### What you should do
Transcribe all the entries word for word, but omit the images.

### Material for this exercise
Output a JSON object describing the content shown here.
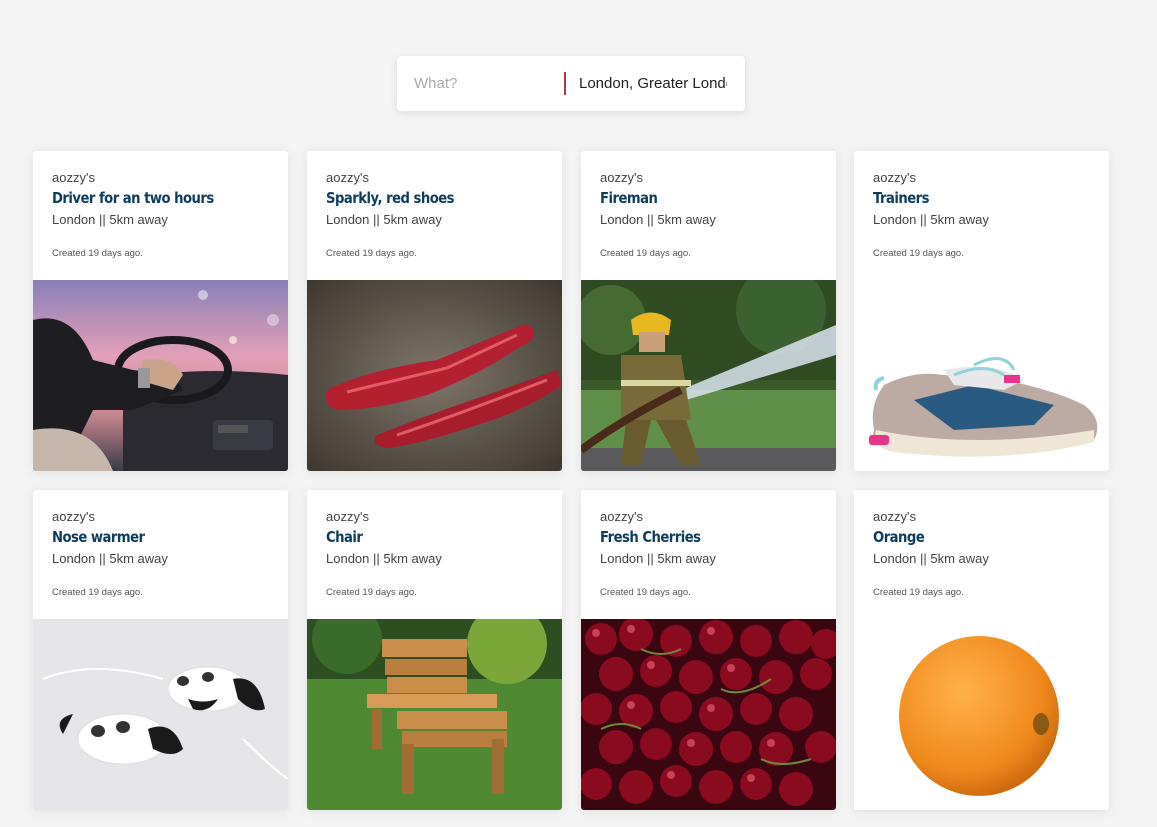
{
  "search": {
    "what_placeholder": "What?",
    "where_value": "London, Greater London"
  },
  "listings": [
    {
      "owner": "aozzy's",
      "title": "Driver for an two hours",
      "location": "London || 5km away",
      "created": "Created 19 days ago.",
      "image": "driver-photo"
    },
    {
      "owner": "aozzy's",
      "title": "Sparkly, red shoes",
      "location": "London || 5km away",
      "created": "Created 19 days ago.",
      "image": "red-shoes-photo"
    },
    {
      "owner": "aozzy's",
      "title": "Fireman",
      "location": "London || 5km away",
      "created": "Created 19 days ago.",
      "image": "fireman-photo"
    },
    {
      "owner": "aozzy's",
      "title": "Trainers",
      "location": "London || 5km away",
      "created": "Created 19 days ago.",
      "image": "trainers-photo"
    },
    {
      "owner": "aozzy's",
      "title": "Nose warmer",
      "location": "London || 5km away",
      "created": "Created 19 days ago.",
      "image": "nose-warmer-photo"
    },
    {
      "owner": "aozzy's",
      "title": "Chair",
      "location": "London || 5km away",
      "created": "Created 19 days ago.",
      "image": "chair-photo"
    },
    {
      "owner": "aozzy's",
      "title": "Fresh Cherries",
      "location": "London || 5km away",
      "created": "Created 19 days ago.",
      "image": "cherries-photo"
    },
    {
      "owner": "aozzy's",
      "title": "Orange",
      "location": "London || 5km away",
      "created": "Created 19 days ago.",
      "image": "orange-photo"
    }
  ],
  "colors": {
    "background": "#f4f4f4",
    "title": "#0d3d5c",
    "search_divider": "#b33a3a"
  }
}
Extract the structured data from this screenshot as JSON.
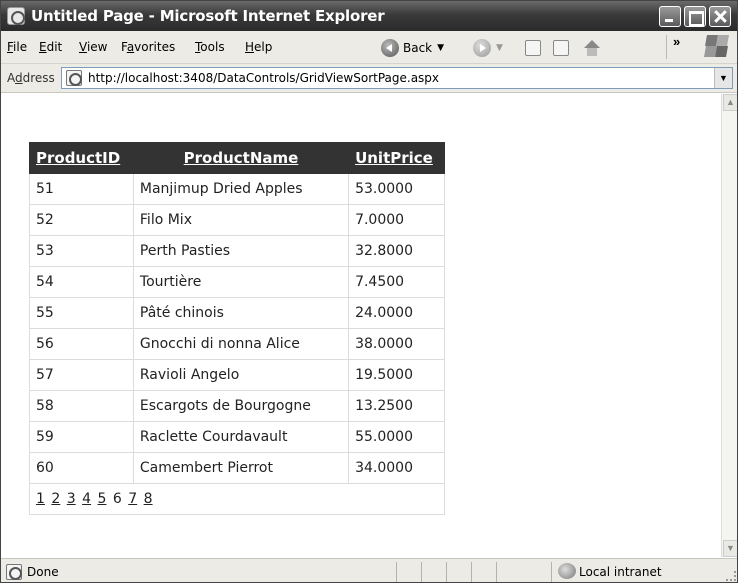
{
  "window": {
    "title": "Untitled Page - Microsoft Internet Explorer"
  },
  "menu": {
    "items": [
      {
        "label": "File",
        "accel": "F",
        "rest": "ile"
      },
      {
        "label": "Edit",
        "accel": "E",
        "rest": "dit"
      },
      {
        "label": "View",
        "accel": "V",
        "rest": "iew"
      },
      {
        "label": "Favorites",
        "pre": "F",
        "accel": "a",
        "rest": "vorites"
      },
      {
        "label": "Tools",
        "accel": "T",
        "rest": "ools"
      },
      {
        "label": "Help",
        "accel": "H",
        "rest": "elp"
      }
    ]
  },
  "toolbar": {
    "back_label": "Back",
    "overflow": "»"
  },
  "address": {
    "label_pre": "A",
    "label_accel": "d",
    "label_rest": "dress",
    "url": "http://localhost:3408/DataControls/GridViewSortPage.aspx"
  },
  "grid": {
    "headers": [
      "ProductID",
      "ProductName",
      "UnitPrice"
    ],
    "rows": [
      [
        "51",
        "Manjimup Dried Apples",
        "53.0000"
      ],
      [
        "52",
        "Filo Mix",
        "7.0000"
      ],
      [
        "53",
        "Perth Pasties",
        "32.8000"
      ],
      [
        "54",
        "Tourtière",
        "7.4500"
      ],
      [
        "55",
        "Pâté chinois",
        "24.0000"
      ],
      [
        "56",
        "Gnocchi di nonna Alice",
        "38.0000"
      ],
      [
        "57",
        "Ravioli Angelo",
        "19.5000"
      ],
      [
        "58",
        "Escargots de Bourgogne",
        "13.2500"
      ],
      [
        "59",
        "Raclette Courdavault",
        "55.0000"
      ],
      [
        "60",
        "Camembert Pierrot",
        "34.0000"
      ]
    ],
    "pager": {
      "pages": [
        "1",
        "2",
        "3",
        "4",
        "5",
        "6",
        "7",
        "8"
      ],
      "current": "6"
    }
  },
  "status": {
    "text": "Done",
    "zone": "Local intranet"
  },
  "colors": {
    "header_bg": "#333333",
    "titlebar": "#3a3a3a"
  }
}
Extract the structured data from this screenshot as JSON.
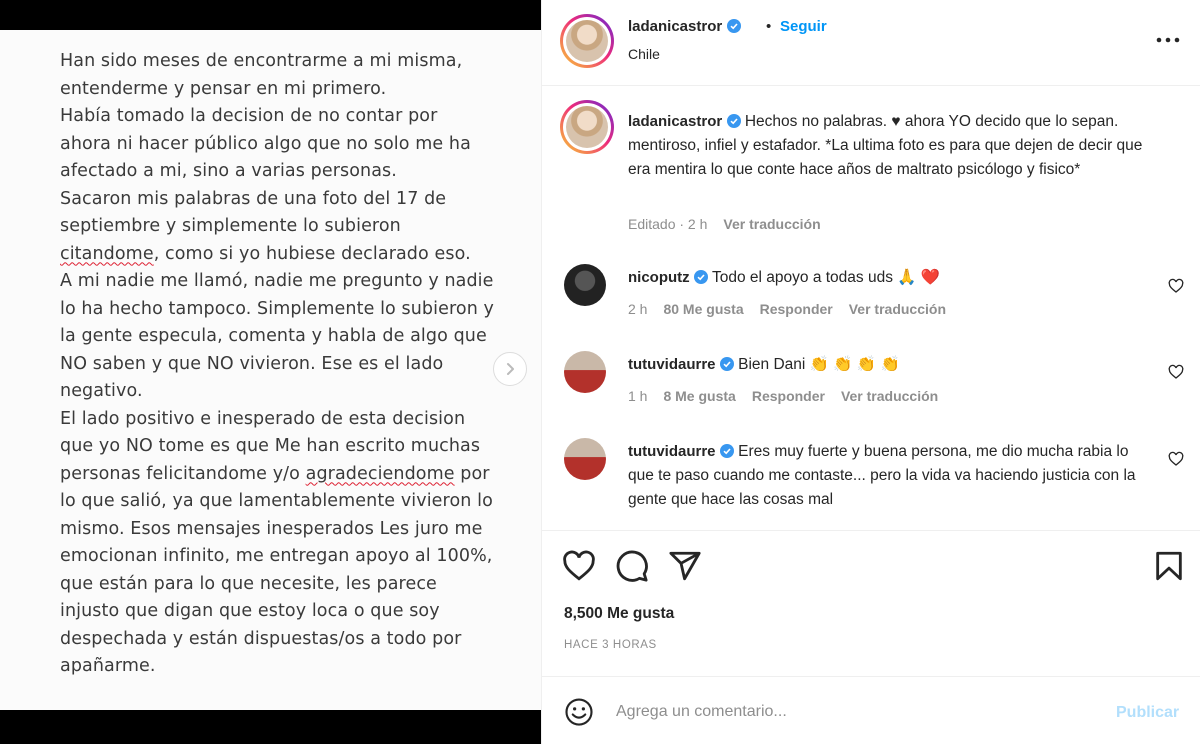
{
  "post_image": {
    "lines": [
      "Han sido meses de encontrarme a mi misma,",
      "entenderme y pensar en mi primero.",
      "Había tomado la decision de no contar por",
      "ahora ni hacer público algo que no solo me ha",
      "afectado a mi, sino a varias personas.",
      "Sacaron mis palabras de una foto del 17 de",
      "septiembre y simplemente lo subieron",
      ", como si yo hubiese declarado eso.",
      " A mi nadie me llamó, nadie me pregunto y nadie",
      "lo ha hecho tampoco. Simplemente lo subieron y",
      "la gente especula, comenta y habla de algo que",
      "NO saben y que NO vivieron. Ese es el lado",
      "negativo.",
      "El lado positivo e inesperado de esta decision",
      "que yo NO tome es que Me han escrito muchas",
      "personas felicitandome y/o ",
      " por",
      "lo que salió, ya que lamentablemente vivieron lo",
      "mismo. Esos mensajes inesperados Les juro me",
      "emocionan infinito, me entregan apoyo al 100%,",
      "que están para lo que necesite, les parece",
      "injusto que digan que estoy loca o que soy",
      "despechada y están dispuestas/os a todo por",
      "apañarme."
    ],
    "underlined_1": "citandome",
    "underlined_2": "agradeciendome"
  },
  "header": {
    "username": "ladanicastror",
    "dot": "•",
    "follow_label": "Seguir",
    "location": "Chile"
  },
  "caption": {
    "username": "ladanicastror",
    "text": " Hechos no palabras. ♥ ahora YO decido que lo sepan. mentiroso, infiel y estafador. *La ultima foto es para que dejen de decir que era mentira lo que conte hace años de maltrato psicólogo y fisico*",
    "edited": "Editado · 2 h",
    "translate": "Ver traducción"
  },
  "comments": [
    {
      "username": "nicoputz",
      "text": " Todo el apoyo a todas uds 🙏 ❤️",
      "time": "2 h",
      "likes": "80 Me gusta",
      "reply": "Responder",
      "translate": "Ver traducción"
    },
    {
      "username": "tutuvidaurre",
      "text": " Bien Dani 👏 👏 👏 👏",
      "time": "1 h",
      "likes": "8 Me gusta",
      "reply": "Responder",
      "translate": "Ver traducción"
    },
    {
      "username": "tutuvidaurre",
      "text": " Eres muy fuerte y buena persona, me dio mucha rabia lo que te paso cuando me contaste... pero la vida va haciendo justicia con la gente que hace las cosas mal"
    }
  ],
  "actions": {
    "likes": "8,500 Me gusta",
    "time_ago": "HACE 3 HORAS"
  },
  "add_comment": {
    "placeholder": "Agrega un comentario...",
    "publish": "Publicar"
  },
  "colors": {
    "accent": "#0095f6",
    "publish_disabled": "#b2dffc",
    "verified": "#3897f0"
  }
}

### Solved problem
Output a JSON object describing the content shown here.
{
  "search": {
    "what_placeholder": "What?",
    "where_value": "London, Greater London"
  },
  "listings": [
    {
      "owner": "aozzy's",
      "title": "Driver for an two hours",
      "location": "London || 5km away",
      "created": "Created 19 days ago.",
      "image": "driver-photo"
    },
    {
      "owner": "aozzy's",
      "title": "Sparkly, red shoes",
      "location": "London || 5km away",
      "created": "Created 19 days ago.",
      "image": "red-shoes-photo"
    },
    {
      "owner": "aozzy's",
      "title": "Fireman",
      "location": "London || 5km away",
      "created": "Created 19 days ago.",
      "image": "fireman-photo"
    },
    {
      "owner": "aozzy's",
      "title": "Trainers",
      "location": "London || 5km away",
      "created": "Created 19 days ago.",
      "image": "trainers-photo"
    },
    {
      "owner": "aozzy's",
      "title": "Nose warmer",
      "location": "London || 5km away",
      "created": "Created 19 days ago.",
      "image": "nose-warmer-photo"
    },
    {
      "owner": "aozzy's",
      "title": "Chair",
      "location": "London || 5km away",
      "created": "Created 19 days ago.",
      "image": "chair-photo"
    },
    {
      "owner": "aozzy's",
      "title": "Fresh Cherries",
      "location": "London || 5km away",
      "created": "Created 19 days ago.",
      "image": "cherries-photo"
    },
    {
      "owner": "aozzy's",
      "title": "Orange",
      "location": "London || 5km away",
      "created": "Created 19 days ago.",
      "image": "orange-photo"
    }
  ],
  "colors": {
    "background": "#f4f4f4",
    "title": "#0d3d5c",
    "search_divider": "#b33a3a"
  }
}
Extract the structured data from this screenshot as JSON.
{
  "window": {
    "title": "Untitled Page - Microsoft Internet Explorer"
  },
  "menu": {
    "items": [
      {
        "label": "File",
        "accel": "F",
        "rest": "ile"
      },
      {
        "label": "Edit",
        "accel": "E",
        "rest": "dit"
      },
      {
        "label": "View",
        "accel": "V",
        "rest": "iew"
      },
      {
        "label": "Favorites",
        "pre": "F",
        "accel": "a",
        "rest": "vorites"
      },
      {
        "label": "Tools",
        "accel": "T",
        "rest": "ools"
      },
      {
        "label": "Help",
        "accel": "H",
        "rest": "elp"
      }
    ]
  },
  "toolbar": {
    "back_label": "Back",
    "overflow": "»"
  },
  "address": {
    "label_pre": "A",
    "label_accel": "d",
    "label_rest": "dress",
    "url": "http://localhost:3408/DataControls/GridViewSortPage.aspx"
  },
  "grid": {
    "headers": [
      "ProductID",
      "ProductName",
      "UnitPrice"
    ],
    "rows": [
      [
        "51",
        "Manjimup Dried Apples",
        "53.0000"
      ],
      [
        "52",
        "Filo Mix",
        "7.0000"
      ],
      [
        "53",
        "Perth Pasties",
        "32.8000"
      ],
      [
        "54",
        "Tourtière",
        "7.4500"
      ],
      [
        "55",
        "Pâté chinois",
        "24.0000"
      ],
      [
        "56",
        "Gnocchi di nonna Alice",
        "38.0000"
      ],
      [
        "57",
        "Ravioli Angelo",
        "19.5000"
      ],
      [
        "58",
        "Escargots de Bourgogne",
        "13.2500"
      ],
      [
        "59",
        "Raclette Courdavault",
        "55.0000"
      ],
      [
        "60",
        "Camembert Pierrot",
        "34.0000"
      ]
    ],
    "pager": {
      "pages": [
        "1",
        "2",
        "3",
        "4",
        "5",
        "6",
        "7",
        "8"
      ],
      "current": "6"
    }
  },
  "status": {
    "text": "Done",
    "zone": "Local intranet"
  },
  "colors": {
    "header_bg": "#333333",
    "titlebar": "#3a3a3a"
  }
}
Extract the structured data from this screenshot as JSON.
{
  "post_image": {
    "lines": [
      "Han sido meses de encontrarme a mi misma,",
      "entenderme y pensar en mi primero.",
      "Había tomado la decision de no contar por",
      "ahora ni hacer público algo que no solo me ha",
      "afectado a mi, sino a varias personas.",
      "Sacaron mis palabras de una foto del 17 de",
      "septiembre y simplemente lo subieron",
      ", como si yo hubiese declarado eso.",
      " A mi nadie me llamó, nadie me pregunto y nadie",
      "lo ha hecho tampoco. Simplemente lo subieron y",
      "la gente especula, comenta y habla de algo que",
      "NO saben y que NO vivieron. Ese es el lado",
      "negativo.",
      "El lado positivo e inesperado de esta decision",
      "que yo NO tome es que Me han escrito muchas",
      "personas felicitandome y/o ",
      " por",
      "lo que salió, ya que lamentablemente vivieron lo",
      "mismo. Esos mensajes inesperados Les juro me",
      "emocionan infinito, me entregan apoyo al 100%,",
      "que están para lo que necesite, les parece",
      "injusto que digan que estoy loca o que soy",
      "despechada y están dispuestas/os a todo por",
      "apañarme."
    ],
    "underlined_1": "citandome",
    "underlined_2": "agradeciendome"
  },
  "header": {
    "username": "ladanicastror",
    "dot": "•",
    "follow_label": "Seguir",
    "location": "Chile"
  },
  "caption": {
    "username": "ladanicastror",
    "text": " Hechos no palabras. ♥ ahora YO decido que lo sepan. mentiroso, infiel y estafador. *La ultima foto es para que dejen de decir que era mentira lo que conte hace años de maltrato psicólogo y fisico*",
    "edited": "Editado · 2 h",
    "translate": "Ver traducción"
  },
  "comments": [
    {
      "username": "nicoputz",
      "text": " Todo el apoyo a todas uds 🙏 ❤️",
      "time": "2 h",
      "likes": "80 Me gusta",
      "reply": "Responder",
      "translate": "Ver traducción"
    },
    {
      "username": "tutuvidaurre",
      "text": " Bien Dani 👏 👏 👏 👏",
      "time": "1 h",
      "likes": "8 Me gusta",
      "reply": "Responder",
      "translate": "Ver traducción"
    },
    {
      "username": "tutuvidaurre",
      "text": " Eres muy fuerte y buena persona, me dio mucha rabia lo que te paso cuando me contaste... pero la vida va haciendo justicia con la gente que hace las cosas mal"
    }
  ],
  "actions": {
    "likes": "8,500 Me gusta",
    "time_ago": "HACE 3 HORAS"
  },
  "add_comment": {
    "placeholder": "Agrega un comentario...",
    "publish": "Publicar"
  },
  "colors": {
    "accent": "#0095f6",
    "publish_disabled": "#b2dffc",
    "verified": "#3897f0"
  }
}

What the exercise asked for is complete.